Exercise.
Copy out every record precisely.

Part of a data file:
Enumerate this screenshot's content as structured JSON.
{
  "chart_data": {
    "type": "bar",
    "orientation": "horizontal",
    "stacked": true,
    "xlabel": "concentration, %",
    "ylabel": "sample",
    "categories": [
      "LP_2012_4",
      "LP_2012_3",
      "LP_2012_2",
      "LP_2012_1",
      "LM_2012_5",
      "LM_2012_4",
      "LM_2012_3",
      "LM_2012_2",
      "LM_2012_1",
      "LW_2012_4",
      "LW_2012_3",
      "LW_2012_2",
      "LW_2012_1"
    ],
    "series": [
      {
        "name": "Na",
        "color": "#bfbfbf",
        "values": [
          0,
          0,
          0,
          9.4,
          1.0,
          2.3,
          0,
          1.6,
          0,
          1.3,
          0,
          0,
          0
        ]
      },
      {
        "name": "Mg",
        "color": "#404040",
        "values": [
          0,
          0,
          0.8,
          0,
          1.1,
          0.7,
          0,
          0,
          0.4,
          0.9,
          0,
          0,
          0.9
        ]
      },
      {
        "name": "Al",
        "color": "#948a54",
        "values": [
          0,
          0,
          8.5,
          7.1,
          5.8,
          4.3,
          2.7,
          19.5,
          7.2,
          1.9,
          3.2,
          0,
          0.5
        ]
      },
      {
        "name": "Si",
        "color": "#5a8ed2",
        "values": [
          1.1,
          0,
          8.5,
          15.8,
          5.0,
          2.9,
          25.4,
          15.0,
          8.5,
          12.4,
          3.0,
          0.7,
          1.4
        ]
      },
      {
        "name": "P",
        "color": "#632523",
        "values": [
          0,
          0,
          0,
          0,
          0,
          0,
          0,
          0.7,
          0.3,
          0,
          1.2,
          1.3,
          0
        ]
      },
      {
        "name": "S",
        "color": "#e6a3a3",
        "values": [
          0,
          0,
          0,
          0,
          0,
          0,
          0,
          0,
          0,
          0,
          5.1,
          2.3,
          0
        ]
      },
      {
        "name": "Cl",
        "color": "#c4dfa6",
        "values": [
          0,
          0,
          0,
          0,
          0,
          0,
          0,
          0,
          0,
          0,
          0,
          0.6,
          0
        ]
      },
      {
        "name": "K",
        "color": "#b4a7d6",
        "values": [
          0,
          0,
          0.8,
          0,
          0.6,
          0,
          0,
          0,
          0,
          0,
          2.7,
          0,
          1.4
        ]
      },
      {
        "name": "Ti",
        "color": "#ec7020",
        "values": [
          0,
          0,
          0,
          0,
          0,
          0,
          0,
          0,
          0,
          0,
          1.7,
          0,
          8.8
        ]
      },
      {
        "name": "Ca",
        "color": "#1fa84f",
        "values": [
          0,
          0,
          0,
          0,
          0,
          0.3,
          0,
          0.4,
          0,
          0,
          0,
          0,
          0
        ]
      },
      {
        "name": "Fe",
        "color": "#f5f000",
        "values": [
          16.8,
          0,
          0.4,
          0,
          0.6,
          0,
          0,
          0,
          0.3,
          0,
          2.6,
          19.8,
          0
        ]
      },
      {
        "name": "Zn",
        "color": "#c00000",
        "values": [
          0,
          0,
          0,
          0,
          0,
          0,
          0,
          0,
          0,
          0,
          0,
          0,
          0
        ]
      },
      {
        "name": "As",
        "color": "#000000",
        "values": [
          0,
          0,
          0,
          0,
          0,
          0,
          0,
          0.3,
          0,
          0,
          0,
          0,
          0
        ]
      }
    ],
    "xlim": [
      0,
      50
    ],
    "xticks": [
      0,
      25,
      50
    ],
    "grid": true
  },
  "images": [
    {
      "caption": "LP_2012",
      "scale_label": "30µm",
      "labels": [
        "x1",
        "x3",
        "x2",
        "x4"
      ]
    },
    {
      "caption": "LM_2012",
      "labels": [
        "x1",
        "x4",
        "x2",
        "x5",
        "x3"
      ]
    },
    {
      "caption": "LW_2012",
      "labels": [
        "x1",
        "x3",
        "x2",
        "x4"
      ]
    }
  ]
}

Complete answer.
Enumerate this screenshot's content as structured JSON.
{
  "chart_data": {
    "type": "bar",
    "orientation": "horizontal",
    "stacked": true,
    "xlabel": "concentration, %",
    "ylabel": "sample",
    "categories": [
      "LP_2012_4",
      "LP_2012_3",
      "LP_2012_2",
      "LP_2012_1",
      "LM_2012_5",
      "LM_2012_4",
      "LM_2012_3",
      "LM_2012_2",
      "LM_2012_1",
      "LW_2012_4",
      "LW_2012_3",
      "LW_2012_2",
      "LW_2012_1"
    ],
    "series": [
      {
        "name": "Na",
        "color": "#bfbfbf",
        "values": [
          0,
          0,
          0,
          9.4,
          1.0,
          2.3,
          0,
          1.6,
          0,
          1.3,
          0,
          0,
          0
        ]
      },
      {
        "name": "Mg",
        "color": "#404040",
        "values": [
          0,
          0,
          0.8,
          0,
          1.1,
          0.7,
          0,
          0,
          0.4,
          0.9,
          0,
          0,
          0.9
        ]
      },
      {
        "name": "Al",
        "color": "#948a54",
        "values": [
          0,
          0,
          8.5,
          7.1,
          5.8,
          4.3,
          2.7,
          19.5,
          7.2,
          1.9,
          3.2,
          0,
          0.5
        ]
      },
      {
        "name": "Si",
        "color": "#5a8ed2",
        "values": [
          1.1,
          0,
          8.5,
          15.8,
          5.0,
          2.9,
          25.4,
          15.0,
          8.5,
          12.4,
          3.0,
          0.7,
          1.4
        ]
      },
      {
        "name": "P",
        "color": "#632523",
        "values": [
          0,
          0,
          0,
          0,
          0,
          0,
          0,
          0.7,
          0.3,
          0,
          1.2,
          1.3,
          0
        ]
      },
      {
        "name": "S",
        "color": "#e6a3a3",
        "values": [
          0,
          0,
          0,
          0,
          0,
          0,
          0,
          0,
          0,
          0,
          5.1,
          2.3,
          0
        ]
      },
      {
        "name": "Cl",
        "color": "#c4dfa6",
        "values": [
          0,
          0,
          0,
          0,
          0,
          0,
          0,
          0,
          0,
          0,
          0,
          0.6,
          0
        ]
      },
      {
        "name": "K",
        "color": "#b4a7d6",
        "values": [
          0,
          0,
          0.8,
          0,
          0.6,
          0,
          0,
          0,
          0,
          0,
          2.7,
          0,
          1.4
        ]
      },
      {
        "name": "Ti",
        "color": "#ec7020",
        "values": [
          0,
          0,
          0,
          0,
          0,
          0,
          0,
          0,
          0,
          0,
          1.7,
          0,
          8.8
        ]
      },
      {
        "name": "Ca",
        "color": "#1fa84f",
        "values": [
          0,
          0,
          0,
          0,
          0,
          0.3,
          0,
          0.4,
          0,
          0,
          0,
          0,
          0
        ]
      },
      {
        "name": "Fe",
        "color": "#f5f000",
        "values": [
          16.8,
          0,
          0.4,
          0,
          0.6,
          0,
          0,
          0,
          0.3,
          0,
          2.6,
          19.8,
          0
        ]
      },
      {
        "name": "Zn",
        "color": "#c00000",
        "values": [
          0,
          0,
          0,
          0,
          0,
          0,
          0,
          0,
          0,
          0,
          0,
          0,
          0
        ]
      },
      {
        "name": "As",
        "color": "#000000",
        "values": [
          0,
          0,
          0,
          0,
          0,
          0,
          0,
          0.3,
          0,
          0,
          0,
          0,
          0
        ]
      }
    ],
    "xlim": [
      0,
      50
    ],
    "xticks": [
      0,
      25,
      50
    ],
    "grid": true
  },
  "images": [
    {
      "caption": "LP_2012",
      "scale_label": "30µm",
      "labels": [
        "x1",
        "x3",
        "x2",
        "x4"
      ]
    },
    {
      "caption": "LM_2012",
      "labels": [
        "x1",
        "x4",
        "x2",
        "x5",
        "x3"
      ]
    },
    {
      "caption": "LW_2012",
      "labels": [
        "x1",
        "x3",
        "x2",
        "x4"
      ]
    }
  ]
}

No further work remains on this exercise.